▶ **Written instruction**
Below are the records; locate each line with the word "title" and copy it.

Stored data

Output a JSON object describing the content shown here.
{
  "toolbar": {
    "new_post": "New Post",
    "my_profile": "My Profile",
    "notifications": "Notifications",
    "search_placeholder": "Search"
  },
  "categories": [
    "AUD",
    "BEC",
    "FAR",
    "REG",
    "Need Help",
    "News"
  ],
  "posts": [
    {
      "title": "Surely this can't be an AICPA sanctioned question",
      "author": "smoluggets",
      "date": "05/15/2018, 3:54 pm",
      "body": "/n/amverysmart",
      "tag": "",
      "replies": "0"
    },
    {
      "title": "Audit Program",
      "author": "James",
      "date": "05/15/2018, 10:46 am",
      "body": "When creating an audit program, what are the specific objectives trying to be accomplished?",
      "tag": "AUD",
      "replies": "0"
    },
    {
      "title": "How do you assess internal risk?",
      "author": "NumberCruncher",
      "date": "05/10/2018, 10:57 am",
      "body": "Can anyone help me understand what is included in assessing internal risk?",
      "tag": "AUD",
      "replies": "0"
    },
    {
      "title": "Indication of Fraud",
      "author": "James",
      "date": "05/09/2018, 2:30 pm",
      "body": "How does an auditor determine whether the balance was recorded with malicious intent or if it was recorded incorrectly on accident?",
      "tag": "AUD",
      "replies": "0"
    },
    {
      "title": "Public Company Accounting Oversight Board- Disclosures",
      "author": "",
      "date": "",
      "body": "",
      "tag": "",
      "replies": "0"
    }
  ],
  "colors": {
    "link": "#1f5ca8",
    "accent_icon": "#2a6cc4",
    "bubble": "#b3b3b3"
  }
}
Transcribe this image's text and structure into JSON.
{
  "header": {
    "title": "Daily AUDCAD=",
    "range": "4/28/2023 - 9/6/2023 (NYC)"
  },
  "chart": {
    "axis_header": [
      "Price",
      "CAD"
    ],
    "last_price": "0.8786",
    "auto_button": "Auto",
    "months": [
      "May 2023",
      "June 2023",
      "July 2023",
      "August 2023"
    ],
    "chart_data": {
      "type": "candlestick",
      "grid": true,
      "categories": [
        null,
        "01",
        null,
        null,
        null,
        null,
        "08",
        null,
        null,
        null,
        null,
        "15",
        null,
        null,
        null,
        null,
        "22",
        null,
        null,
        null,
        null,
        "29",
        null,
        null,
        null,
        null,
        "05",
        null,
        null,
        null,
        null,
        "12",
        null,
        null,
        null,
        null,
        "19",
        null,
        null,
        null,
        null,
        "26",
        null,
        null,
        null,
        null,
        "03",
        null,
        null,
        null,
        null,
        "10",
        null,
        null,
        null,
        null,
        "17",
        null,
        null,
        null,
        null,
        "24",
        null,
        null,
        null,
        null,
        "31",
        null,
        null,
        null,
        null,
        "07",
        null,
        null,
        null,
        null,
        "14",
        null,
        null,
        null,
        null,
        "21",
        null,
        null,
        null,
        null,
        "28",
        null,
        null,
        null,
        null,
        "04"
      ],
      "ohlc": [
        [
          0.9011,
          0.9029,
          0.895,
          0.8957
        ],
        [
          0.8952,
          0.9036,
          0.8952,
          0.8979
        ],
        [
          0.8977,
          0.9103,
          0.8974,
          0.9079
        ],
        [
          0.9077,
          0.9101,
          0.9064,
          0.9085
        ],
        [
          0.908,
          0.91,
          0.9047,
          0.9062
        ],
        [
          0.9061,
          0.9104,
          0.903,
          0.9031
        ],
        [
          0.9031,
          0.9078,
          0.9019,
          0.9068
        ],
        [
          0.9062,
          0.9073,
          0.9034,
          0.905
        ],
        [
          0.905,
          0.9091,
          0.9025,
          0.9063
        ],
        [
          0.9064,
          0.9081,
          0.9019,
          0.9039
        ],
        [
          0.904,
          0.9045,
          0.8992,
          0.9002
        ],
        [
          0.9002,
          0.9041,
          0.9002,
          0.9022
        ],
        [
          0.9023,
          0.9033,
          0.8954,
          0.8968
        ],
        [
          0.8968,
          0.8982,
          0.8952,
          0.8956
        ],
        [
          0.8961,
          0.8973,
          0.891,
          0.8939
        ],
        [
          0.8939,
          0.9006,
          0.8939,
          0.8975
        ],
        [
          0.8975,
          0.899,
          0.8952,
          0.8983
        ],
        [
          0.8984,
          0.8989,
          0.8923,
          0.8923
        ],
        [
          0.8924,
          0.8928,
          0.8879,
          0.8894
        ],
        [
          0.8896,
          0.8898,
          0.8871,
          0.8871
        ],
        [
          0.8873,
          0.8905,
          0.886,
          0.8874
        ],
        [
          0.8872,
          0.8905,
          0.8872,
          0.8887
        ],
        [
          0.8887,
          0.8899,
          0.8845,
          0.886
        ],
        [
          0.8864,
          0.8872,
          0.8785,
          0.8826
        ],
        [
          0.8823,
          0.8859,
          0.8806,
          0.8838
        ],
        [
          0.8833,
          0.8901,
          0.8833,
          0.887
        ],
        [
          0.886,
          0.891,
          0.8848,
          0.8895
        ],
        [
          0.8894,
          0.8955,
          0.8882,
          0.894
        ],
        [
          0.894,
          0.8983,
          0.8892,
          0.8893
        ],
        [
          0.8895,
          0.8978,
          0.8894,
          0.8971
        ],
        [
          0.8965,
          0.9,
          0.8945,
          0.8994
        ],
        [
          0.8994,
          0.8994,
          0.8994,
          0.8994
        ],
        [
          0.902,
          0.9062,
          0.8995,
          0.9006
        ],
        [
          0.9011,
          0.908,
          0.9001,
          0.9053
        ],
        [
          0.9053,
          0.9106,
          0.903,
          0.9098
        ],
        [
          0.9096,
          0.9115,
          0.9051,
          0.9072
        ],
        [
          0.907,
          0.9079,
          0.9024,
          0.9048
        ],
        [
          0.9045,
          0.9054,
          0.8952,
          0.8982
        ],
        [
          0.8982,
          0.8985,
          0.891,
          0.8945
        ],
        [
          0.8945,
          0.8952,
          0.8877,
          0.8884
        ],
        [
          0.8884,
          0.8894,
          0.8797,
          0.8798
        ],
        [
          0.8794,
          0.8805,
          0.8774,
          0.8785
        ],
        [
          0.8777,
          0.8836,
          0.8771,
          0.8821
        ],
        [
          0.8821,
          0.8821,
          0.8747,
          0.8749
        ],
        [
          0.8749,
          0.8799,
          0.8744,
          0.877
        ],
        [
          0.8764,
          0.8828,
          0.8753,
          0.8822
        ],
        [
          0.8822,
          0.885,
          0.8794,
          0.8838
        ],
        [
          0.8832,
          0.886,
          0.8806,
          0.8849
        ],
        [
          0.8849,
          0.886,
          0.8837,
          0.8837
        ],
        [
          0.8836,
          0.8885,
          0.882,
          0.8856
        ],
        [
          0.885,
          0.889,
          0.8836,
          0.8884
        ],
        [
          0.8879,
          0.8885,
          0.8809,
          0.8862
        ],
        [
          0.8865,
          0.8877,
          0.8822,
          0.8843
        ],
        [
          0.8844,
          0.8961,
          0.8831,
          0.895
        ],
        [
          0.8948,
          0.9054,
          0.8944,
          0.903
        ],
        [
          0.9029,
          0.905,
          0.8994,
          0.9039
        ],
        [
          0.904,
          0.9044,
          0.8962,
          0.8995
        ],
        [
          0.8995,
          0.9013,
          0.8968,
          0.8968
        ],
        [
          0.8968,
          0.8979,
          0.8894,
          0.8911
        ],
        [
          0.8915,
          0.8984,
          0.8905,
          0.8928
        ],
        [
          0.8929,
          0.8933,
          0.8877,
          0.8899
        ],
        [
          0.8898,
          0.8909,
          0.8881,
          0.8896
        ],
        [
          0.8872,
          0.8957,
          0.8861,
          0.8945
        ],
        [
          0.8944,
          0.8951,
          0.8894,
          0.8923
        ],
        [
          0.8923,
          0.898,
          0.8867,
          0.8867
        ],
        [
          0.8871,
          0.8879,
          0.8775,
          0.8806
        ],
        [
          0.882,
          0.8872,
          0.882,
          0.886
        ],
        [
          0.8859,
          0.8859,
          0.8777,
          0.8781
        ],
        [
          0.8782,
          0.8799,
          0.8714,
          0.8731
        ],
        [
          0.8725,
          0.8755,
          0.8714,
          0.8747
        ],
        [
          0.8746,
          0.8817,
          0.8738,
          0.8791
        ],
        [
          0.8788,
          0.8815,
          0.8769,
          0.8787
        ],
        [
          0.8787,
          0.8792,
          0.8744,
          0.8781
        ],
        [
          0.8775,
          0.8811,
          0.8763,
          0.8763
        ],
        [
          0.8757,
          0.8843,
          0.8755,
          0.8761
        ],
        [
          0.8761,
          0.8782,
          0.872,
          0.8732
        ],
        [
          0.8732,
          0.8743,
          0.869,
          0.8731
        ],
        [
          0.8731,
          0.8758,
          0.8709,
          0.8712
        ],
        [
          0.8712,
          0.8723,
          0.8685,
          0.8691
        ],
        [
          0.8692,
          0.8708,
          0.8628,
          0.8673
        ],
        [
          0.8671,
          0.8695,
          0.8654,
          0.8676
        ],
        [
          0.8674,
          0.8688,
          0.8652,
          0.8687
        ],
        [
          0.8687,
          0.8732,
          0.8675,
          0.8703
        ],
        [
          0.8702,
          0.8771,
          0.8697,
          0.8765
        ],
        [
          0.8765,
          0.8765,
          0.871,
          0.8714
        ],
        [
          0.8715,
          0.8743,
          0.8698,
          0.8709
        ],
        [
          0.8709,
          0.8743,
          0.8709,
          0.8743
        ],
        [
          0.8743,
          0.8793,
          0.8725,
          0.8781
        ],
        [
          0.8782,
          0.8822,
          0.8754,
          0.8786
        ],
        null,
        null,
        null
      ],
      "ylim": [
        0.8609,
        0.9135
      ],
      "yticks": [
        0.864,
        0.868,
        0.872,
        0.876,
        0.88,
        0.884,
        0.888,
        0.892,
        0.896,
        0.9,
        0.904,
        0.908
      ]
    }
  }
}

▶ **Right answer**
      "title": "Surely this can't be an AICPA sanctioned question",
      "title": "Audit Program",
      "title": "How do you assess internal risk?",
      "title": "Indication of Fraud",
      "title": "Public Company Accounting Oversight Board- Disclosures",
    "title": "Daily AUDCAD=",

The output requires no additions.